Produce the listing below again, exactly as shown.
====
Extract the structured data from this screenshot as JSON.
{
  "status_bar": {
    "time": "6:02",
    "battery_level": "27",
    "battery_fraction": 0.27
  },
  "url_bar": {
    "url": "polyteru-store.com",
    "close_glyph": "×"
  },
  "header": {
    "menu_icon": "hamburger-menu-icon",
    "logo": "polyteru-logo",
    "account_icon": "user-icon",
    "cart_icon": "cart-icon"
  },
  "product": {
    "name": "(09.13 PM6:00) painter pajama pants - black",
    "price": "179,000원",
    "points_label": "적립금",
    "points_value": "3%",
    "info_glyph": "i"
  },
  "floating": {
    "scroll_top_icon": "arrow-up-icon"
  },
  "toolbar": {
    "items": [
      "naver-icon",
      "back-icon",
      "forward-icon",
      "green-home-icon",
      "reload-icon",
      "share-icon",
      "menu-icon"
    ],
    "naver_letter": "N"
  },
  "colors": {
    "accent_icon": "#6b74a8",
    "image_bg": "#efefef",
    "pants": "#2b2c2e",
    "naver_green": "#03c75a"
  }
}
====
(Task response):
Extract the structured data from this screenshot as JSON.
{
  "status_bar": {
    "time": "6:02",
    "battery_level": "27",
    "battery_fraction": 0.27
  },
  "url_bar": {
    "url": "polyteru-store.com",
    "close_glyph": "×"
  },
  "header": {
    "menu_icon": "hamburger-menu-icon",
    "logo": "polyteru-logo",
    "account_icon": "user-icon",
    "cart_icon": "cart-icon"
  },
  "product": {
    "name": "(09.13 PM6:00) painter pajama pants - black",
    "price": "179,000원",
    "points_label": "적립금",
    "points_value": "3%",
    "info_glyph": "i"
  },
  "floating": {
    "scroll_top_icon": "arrow-up-icon"
  },
  "toolbar": {
    "items": [
      "naver-icon",
      "back-icon",
      "forward-icon",
      "green-home-icon",
      "reload-icon",
      "share-icon",
      "menu-icon"
    ],
    "naver_letter": "N"
  },
  "colors": {
    "accent_icon": "#6b74a8",
    "image_bg": "#efefef",
    "pants": "#2b2c2e",
    "naver_green": "#03c75a"
  }
}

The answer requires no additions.